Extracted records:
++++++

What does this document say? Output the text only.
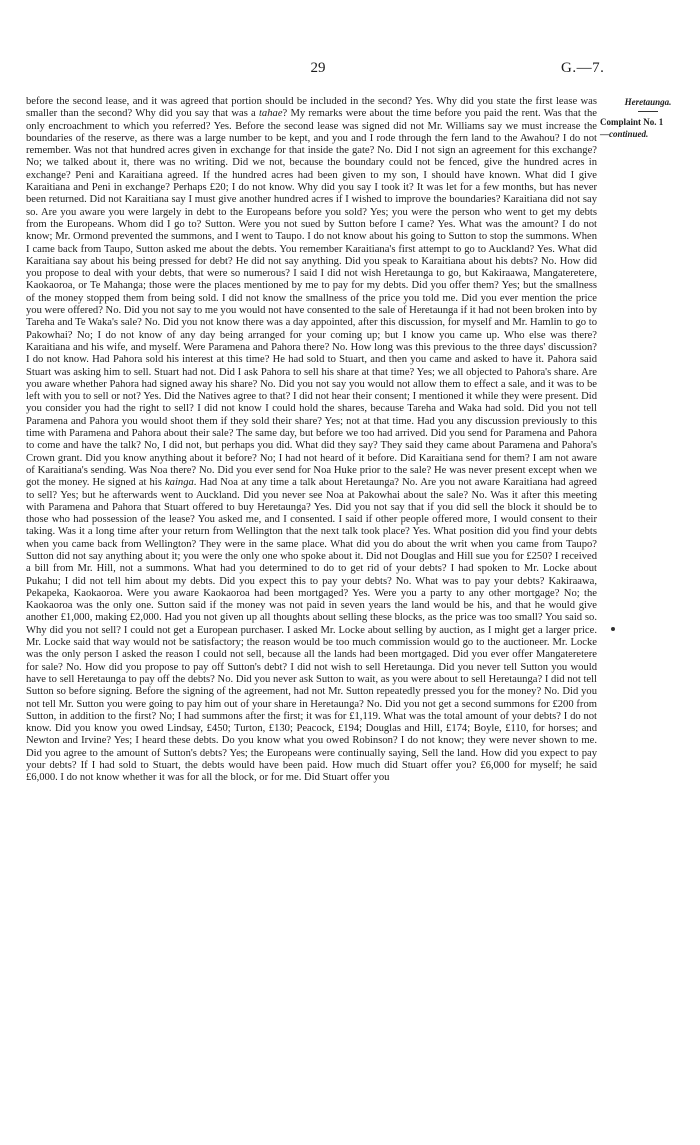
29	G.—7.
Heretaunga.
Complaint No. 1
—continued.

before the second lease, and it was agreed that portion should be included in the second? Yes. Why did you state the first lease was smaller than the second? Why did you say that was a tahae? My remarks were about the time before you paid the rent. Was that the only encroachment to which you referred? Yes. Before the second lease was signed did not Mr. Williams say we must increase the boundaries of the reserve, as there was a large number to be kept, and you and I rode through the fern land to the Awahou? I do not remember. Was not that hundred acres given in exchange for that inside the gate? No. Did I not sign an agreement for this exchange? No; we talked about it, there was no writing. Did we not, because the boundary could not be fenced, give the hundred acres in exchange? Peni and Karaitiana agreed. If the hundred acres had been given to my son, I should have known. What did I give Karaitiana and Peni in exchange? Perhaps £20; I do not know. Why did you say I took it? It was let for a few months, but has never been returned. Did not Karaitiana say I must give another hundred acres if I wished to improve the boundaries? Karaitiana did not say so. Are you aware you were largely in debt to the Europeans before you sold? Yes; you were the person who went to get my debts from the Europeans. Whom did I go to? Sutton. Were you not sued by Sutton before I came? Yes. What was the amount? I do not know; Mr. Ormond prevented the summons, and I went to Taupo. I do not know about his going to Sutton to stop the summons. When I came back from Taupo, Sutton asked me about the debts. You remember Karaitiana's first attempt to go to Auckland? Yes. What did Karaitiana say about his being pressed for debt? He did not say anything. Did you speak to Karaitiana about his debts? No. How did you propose to deal with your debts, that were so numerous? I said I did not wish Heretaunga to go, but Kakiraawa, Mangateretere, Kaokaoroa, or Te Mahanga; those were the places mentioned by me to pay for my debts. Did you offer them? Yes; but the smallness of the money stopped them from being sold. I did not know the smallness of the price you told me. Did you ever mention the price you were offered? No. Did you not say to me you would not have consented to the sale of Heretaunga if it had not been broken into by Tareha and Te Waka's sale? No. Did you not know there was a day appointed, after this discussion, for myself and Mr. Hamlin to go to Pakowhai? No; I do not know of any day being arranged for your coming up; but I know you came up. Who else was there? Karaitiana and his wife, and myself. Were Paramena and Pahora there? No. How long was this previous to the three days' discussion? I do not know. Had Pahora sold his interest at this time? He had sold to Stuart, and then you came and asked to have it. Pahora said Stuart was asking him to sell. Stuart had not. Did I ask Pahora to sell his share at that time? Yes; we all objected to Pahora's share. Are you aware whether Pahora had signed away his share? No. Did you not say you would not allow them to effect a sale, and it was to be left with you to sell or not? Yes. Did the Natives agree to that? I did not hear their consent; I mentioned it while they were present. Did you consider you had the right to sell? I did not know I could hold the shares, because Tareha and Waka had sold. Did you not tell Paramena and Pahora you would shoot them if they sold their share? Yes; not at that time. Had you any discussion previously to this time with Paramena and Pahora about their sale? The same day, but before we too had arrived. Did you send for Paramena and Pahora to come and have the talk? No, I did not, but perhaps you did. What did they say? They said they came about Paramena and Pahora's Crown grant. Did you know anything about it before? No; I had not heard of it before. Did Karaitiana send for them? I am not aware of Karaitiana's sending. Was Noa there? No. Did you ever send for Noa Huke prior to the sale? He was never present except when we got the money. He signed at his kainga. Had Noa at any time a talk about Heretaunga? No. Are you not aware Karaitiana had agreed to sell? Yes; but he afterwards went to Auckland. Did you never see Noa at Pakowhai about the sale? No. Was it after this meeting with Paramena and Pahora that Stuart offered to buy Heretaunga? Yes. Did you not say that if you did sell the block it should be to those who had possession of the lease? You asked me, and I consented. I said if other people offered more, I would consent to their taking. Was it a long time after your return from Wellington that the next talk took place? Yes. What position did you find your debts when you came back from Wellington? They were in the same place. What did you do about the writ when you came from Taupo? Sutton did not say anything about it; you were the only one who spoke about it. Did not Douglas and Hill sue you for £250? I received a bill from Mr. Hill, not a summons. What had you determined to do to get rid of your debts? I had spoken to Mr. Locke about Pukahu; I did not tell him about my debts. Did you expect this to pay your debts? No. What was to pay your debts? Kakiraawa, Pekapeka, Kaokaoroa. Were you aware Kaokaoroa had been mortgaged? Yes. Were you a party to any other mortgage? No; the Kaokaoroa was the only one. Sutton said if the money was not paid in seven years the land would be his, and that he would give another £1,000, making £2,000. Had you not given up all thoughts about selling these blocks, as the price was too small? You said so. Why did you not sell? I could not get a European purchaser. I asked Mr. Locke about selling by auction, as I might get a larger price. Mr. Locke said that way would not be satisfactory; the reason would be too much commission would go to the auctioneer. Mr. Locke was the only person I asked the reason I could not sell, because all the lands had been mortgaged. Did you ever offer Mangateretere for sale? No. How did you propose to pay off Sutton's debt? I did not wish to sell Heretaunga. Did you never tell Sutton you would have to sell Heretaunga to pay off the debts? No. Did you never ask Sutton to wait, as you were about to sell Heretaunga? I did not tell Sutton so before signing. Before the signing of the agreement, had not Mr. Sutton repeatedly pressed you for the money? No. Did you not tell Mr. Sutton you were going to pay him out of your share in Heretaunga? No. Did you not get a second summons for £200 from Sutton, in addition to the first? No; I had summons after the first; it was for £1,119. What was the total amount of your debts? I do not know. Did you know you owed Lindsay, £450; Turton, £130; Peacock, £194; Douglas and Hill, £174; Boyle, £110, for horses; and Newton and Irvine? Yes; I heard these debts. Do you know what you owed Robinson? I do not know; they were never shown to me. Did you agree to the amount of Sutton's debts? Yes; the Europeans were continually saying, Sell the land. How did you expect to pay your debts? If I had sold to Stuart, the debts would have been paid. How much did Stuart offer you? £6,000 for myself; he said £6,000. I do not know whether it was for all the block, or for me. Did Stuart offer you
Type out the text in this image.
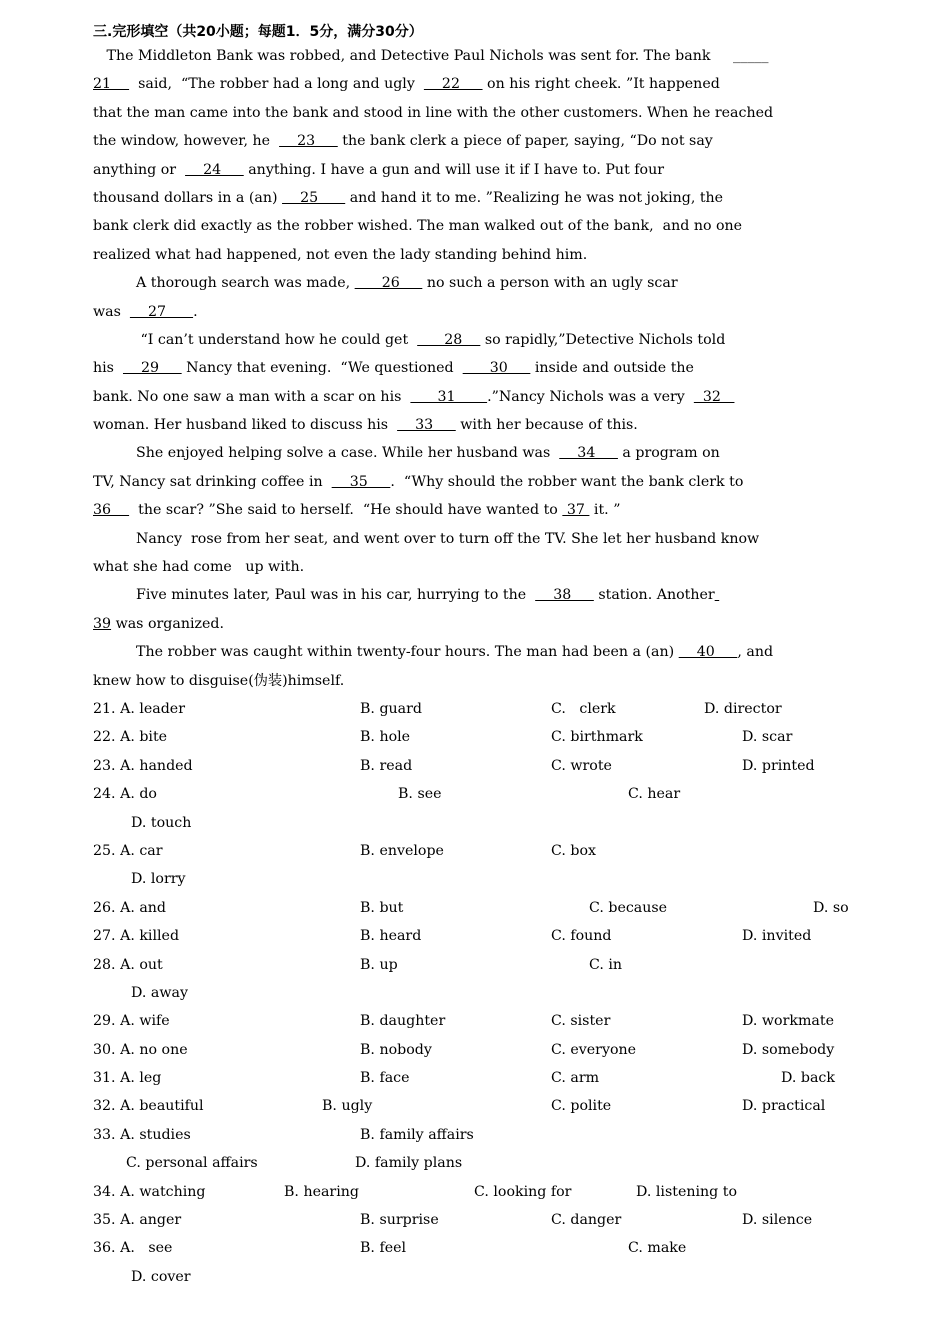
三.完形填空（共20小题；每题1．5分，满分30分）
The Middleton Bank was robbed, and Detective Paul Nichols was sent for. The bank     _____
21      said,  “The robber had a long and ugly      22      on his right cheek. ”It happened
that the man came into the bank and stood in line with the other customers. When he reached
the window, however, he      23      the bank clerk a piece of paper, saying, “Do not say
anything or      24      anything. I have a gun and will use it if I have to. Put four
thousand dollars in a (an)     25       and hand it to me. ”Realizing he was not joking, the
bank clerk did exactly as the robber wished. The man walked out of the bank,  and no one
realized what had happened, not even the lady standing behind him.
A thorough search was made,       26      no such a person with an ugly scar
was      27      .
“I can’t understand how he could get        28     so rapidly,”Detective Nichols told
his      29      Nancy that evening.  “We questioned        30      inside and outside the
bank. No one saw a man with a scar on his        31       .”Nancy Nichols was a very    32
woman. Her husband liked to discuss his      33      with her because of this.
She enjoyed helping solve a case. While her husband was      34      a program on
TV, Nancy sat drinking coffee in      35     .  “Why should the robber want the bank clerk to
36      the scar? ”She said to herself.  “He should have wanted to  37  it. ”
Nancy  rose from her seat, and went over to turn off the TV. She let her husband know
what she had come   up with.
Five minutes later, Paul was in his car, hurrying to the      38      station. Another
39 was organized.
The robber was caught within twenty-four hours. The man had been a (an)     40     , and
knew how to disguise(伪装)himself.
21. A. leader	B. guard	C.   clerk	D. director
22. A. bite	B. hole	C. birthmark	D. scar
23. A. handed	B. read	C. wrote	D. printed
24. A. do	B. see	C. hear
D. touch
25. A. car	B. envelope	C. box
D. lorry
26. A. and	B. but	C. because	D. so
27. A. killed	B. heard	C. found	D. invited
28. A. out	B. up	C. in
D. away
29. A. wife	B. daughter	C. sister	D. workmate
30. A. no one	B. nobody	C. everyone	D. somebody
31. A. leg	B. face	C. arm	D. back
32. A. beautiful	B. ugly	C. polite	D. practical
33. A. studies	B. family affairs
C. personal affairs	D. family plans
34. A. watching	B. hearing	C. looking for	D. listening to
35. A. anger	B. surprise	C. danger	D. silence
36. A.   see	B. feel	C. make
D. cover
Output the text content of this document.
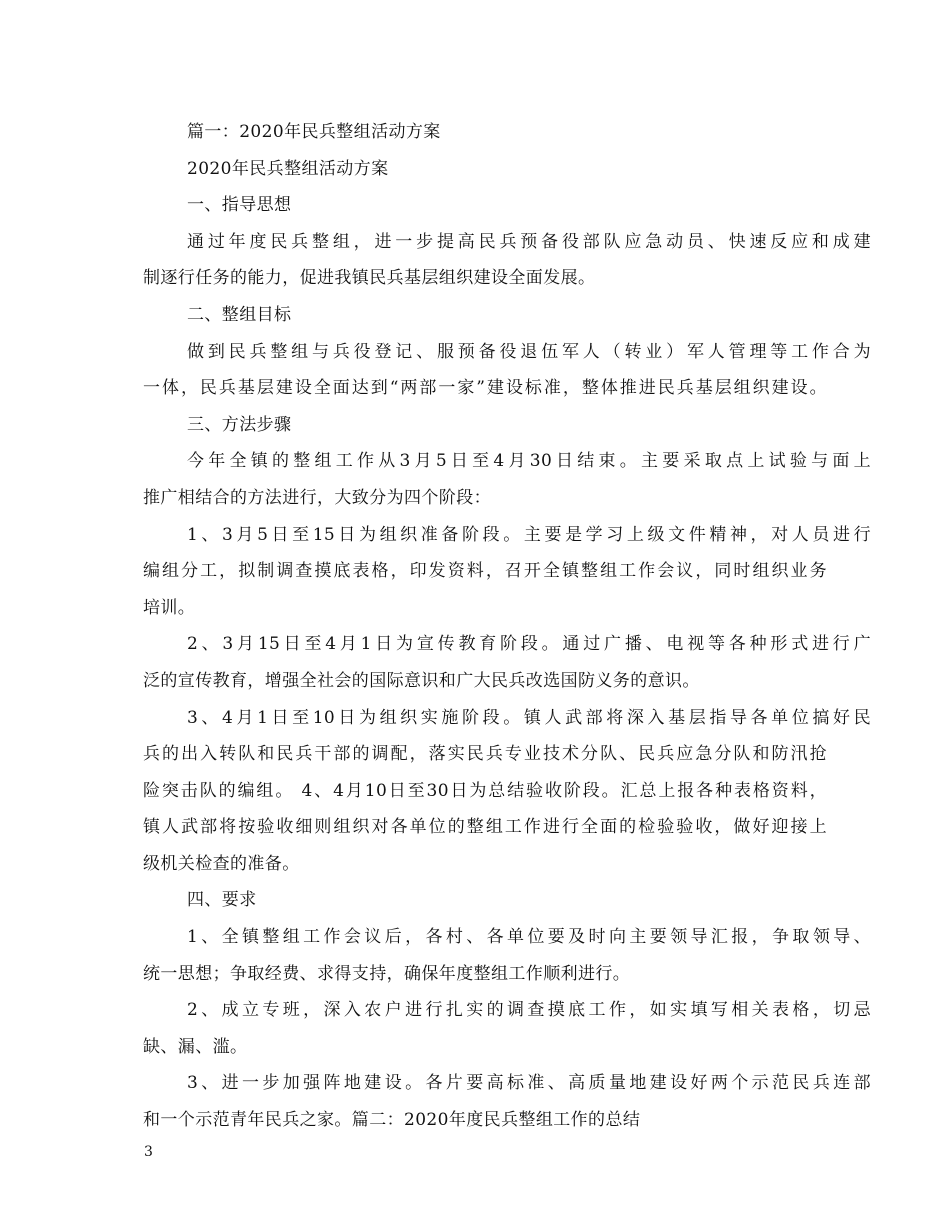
篇一：2020年民兵整组活动方案

2020年民兵整组活动方案

一、指导思想

通过年度民兵整组，进一步提高民兵预备役部队应急动员、快速反应和成建

制逐行任务的能力，促进我镇民兵基层组织建设全面发展。

二、整组目标

做到民兵整组与兵役登记、服预备役退伍军人（转业）军人管理等工作合为

一体，民兵基层建设全面达到“两部一家”建设标准，整体推进民兵基层组织建设。

三、方法步骤

今年全镇的整组工作从3月5日至4月30日结束。主要采取点上试验与面上

推广相结合的方法进行，大致分为四个阶段：

1、3月5日至15日为组织准备阶段。主要是学习上级文件精神，对人员进行

编组分工，拟制调查摸底表格，印发资料，召开全镇整组工作会议，同时组织业务

培训。

2、3月15日至4月1日为宣传教育阶段。通过广播、电视等各种形式进行广

泛的宣传教育，增强全社会的国际意识和广大民兵改选国防义务的意识。

3、4月1日至10日为组织实施阶段。镇人武部将深入基层指导各单位搞好民

兵的出入转队和民兵干部的调配，落实民兵专业技术分队、民兵应急分队和防汛抢

险突击队的编组。 4、4月10日至30日为总结验收阶段。汇总上报各种表格资料，

镇人武部将按验收细则组织对各单位的整组工作进行全面的检验验收，做好迎接上

级机关检查的准备。

四、要求

1、全镇整组工作会议后，各村、各单位要及时向主要领导汇报，争取领导、

统一思想；争取经费、求得支持，确保年度整组工作顺利进行。

2、成立专班，深入农户进行扎实的调查摸底工作，如实填写相关表格，切忌

缺、漏、滥。

3、进一步加强阵地建设。各片要高标准、高质量地建设好两个示范民兵连部

和一个示范青年民兵之家。篇二：2020年度民兵整组工作的总结

3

++++++

_What you need to do:_ Looking at the data above, how many lines hold the word "ugly"? Respond with the number alone.

_Solution to this problem:_ 3